### RECORDS SHOWN

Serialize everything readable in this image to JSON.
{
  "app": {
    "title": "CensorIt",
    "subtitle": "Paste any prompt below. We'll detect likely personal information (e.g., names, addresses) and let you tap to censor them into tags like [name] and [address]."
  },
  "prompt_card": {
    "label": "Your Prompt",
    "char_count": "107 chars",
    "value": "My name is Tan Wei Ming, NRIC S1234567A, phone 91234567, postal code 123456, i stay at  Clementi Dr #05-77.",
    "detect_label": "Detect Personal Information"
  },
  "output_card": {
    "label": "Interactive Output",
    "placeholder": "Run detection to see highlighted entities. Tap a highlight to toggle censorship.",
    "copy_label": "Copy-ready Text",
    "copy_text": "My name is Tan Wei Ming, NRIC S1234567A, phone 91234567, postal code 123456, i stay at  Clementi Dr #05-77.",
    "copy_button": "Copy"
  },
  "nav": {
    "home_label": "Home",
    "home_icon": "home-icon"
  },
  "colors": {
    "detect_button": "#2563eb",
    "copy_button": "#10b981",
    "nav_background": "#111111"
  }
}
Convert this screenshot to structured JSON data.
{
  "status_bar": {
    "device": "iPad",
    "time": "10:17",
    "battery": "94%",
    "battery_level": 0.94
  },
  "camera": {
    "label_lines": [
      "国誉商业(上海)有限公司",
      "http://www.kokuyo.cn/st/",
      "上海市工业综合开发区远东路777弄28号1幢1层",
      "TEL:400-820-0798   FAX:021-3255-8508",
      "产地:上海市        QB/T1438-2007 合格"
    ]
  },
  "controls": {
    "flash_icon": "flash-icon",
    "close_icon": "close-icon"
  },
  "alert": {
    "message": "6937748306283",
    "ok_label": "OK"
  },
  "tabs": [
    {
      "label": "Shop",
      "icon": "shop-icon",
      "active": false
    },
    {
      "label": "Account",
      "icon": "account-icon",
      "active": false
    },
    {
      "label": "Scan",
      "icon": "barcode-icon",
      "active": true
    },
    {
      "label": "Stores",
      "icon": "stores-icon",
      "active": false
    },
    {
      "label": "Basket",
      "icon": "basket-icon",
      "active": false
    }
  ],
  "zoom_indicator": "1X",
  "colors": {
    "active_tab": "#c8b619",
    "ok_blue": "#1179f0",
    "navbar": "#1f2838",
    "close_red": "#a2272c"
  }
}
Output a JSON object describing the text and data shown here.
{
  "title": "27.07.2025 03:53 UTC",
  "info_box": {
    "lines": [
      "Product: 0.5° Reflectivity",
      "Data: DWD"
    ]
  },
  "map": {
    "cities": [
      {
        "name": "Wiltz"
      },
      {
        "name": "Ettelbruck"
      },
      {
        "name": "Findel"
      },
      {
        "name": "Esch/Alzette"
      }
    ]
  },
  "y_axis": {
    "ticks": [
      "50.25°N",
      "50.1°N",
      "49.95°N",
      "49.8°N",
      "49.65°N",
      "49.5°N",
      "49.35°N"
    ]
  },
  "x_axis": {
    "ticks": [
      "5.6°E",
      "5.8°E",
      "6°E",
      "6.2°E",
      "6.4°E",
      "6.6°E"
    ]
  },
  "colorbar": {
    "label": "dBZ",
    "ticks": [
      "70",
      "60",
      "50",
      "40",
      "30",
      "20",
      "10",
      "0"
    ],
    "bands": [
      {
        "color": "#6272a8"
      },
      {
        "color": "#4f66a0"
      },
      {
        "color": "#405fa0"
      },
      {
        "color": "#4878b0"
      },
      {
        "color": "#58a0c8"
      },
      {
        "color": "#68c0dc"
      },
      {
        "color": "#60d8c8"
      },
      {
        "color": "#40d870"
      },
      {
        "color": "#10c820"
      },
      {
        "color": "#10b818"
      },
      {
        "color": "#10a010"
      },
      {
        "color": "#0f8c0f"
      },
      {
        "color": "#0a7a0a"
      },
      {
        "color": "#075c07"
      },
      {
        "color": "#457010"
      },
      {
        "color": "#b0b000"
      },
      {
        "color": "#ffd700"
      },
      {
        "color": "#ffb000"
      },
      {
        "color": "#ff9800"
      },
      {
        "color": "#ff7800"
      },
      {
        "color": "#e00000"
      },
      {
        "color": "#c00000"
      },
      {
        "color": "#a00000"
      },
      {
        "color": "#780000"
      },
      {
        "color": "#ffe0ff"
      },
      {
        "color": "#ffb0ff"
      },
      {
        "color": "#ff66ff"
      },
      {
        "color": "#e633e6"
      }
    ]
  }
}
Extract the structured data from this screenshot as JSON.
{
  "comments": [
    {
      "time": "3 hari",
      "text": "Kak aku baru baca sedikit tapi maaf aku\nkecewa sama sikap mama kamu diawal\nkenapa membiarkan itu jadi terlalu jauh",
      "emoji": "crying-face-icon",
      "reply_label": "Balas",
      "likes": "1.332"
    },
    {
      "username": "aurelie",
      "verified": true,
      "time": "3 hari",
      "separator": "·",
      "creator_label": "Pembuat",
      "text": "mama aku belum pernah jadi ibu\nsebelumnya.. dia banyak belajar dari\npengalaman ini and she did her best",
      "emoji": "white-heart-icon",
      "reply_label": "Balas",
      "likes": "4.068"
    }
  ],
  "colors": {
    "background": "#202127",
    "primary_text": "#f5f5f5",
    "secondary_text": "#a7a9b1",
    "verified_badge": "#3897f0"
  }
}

### YOUR GOAL
Each line containing the word "screenshot" counts once; say how many such lines there are, giving only the number.

### EXERCISE OUTPUT
2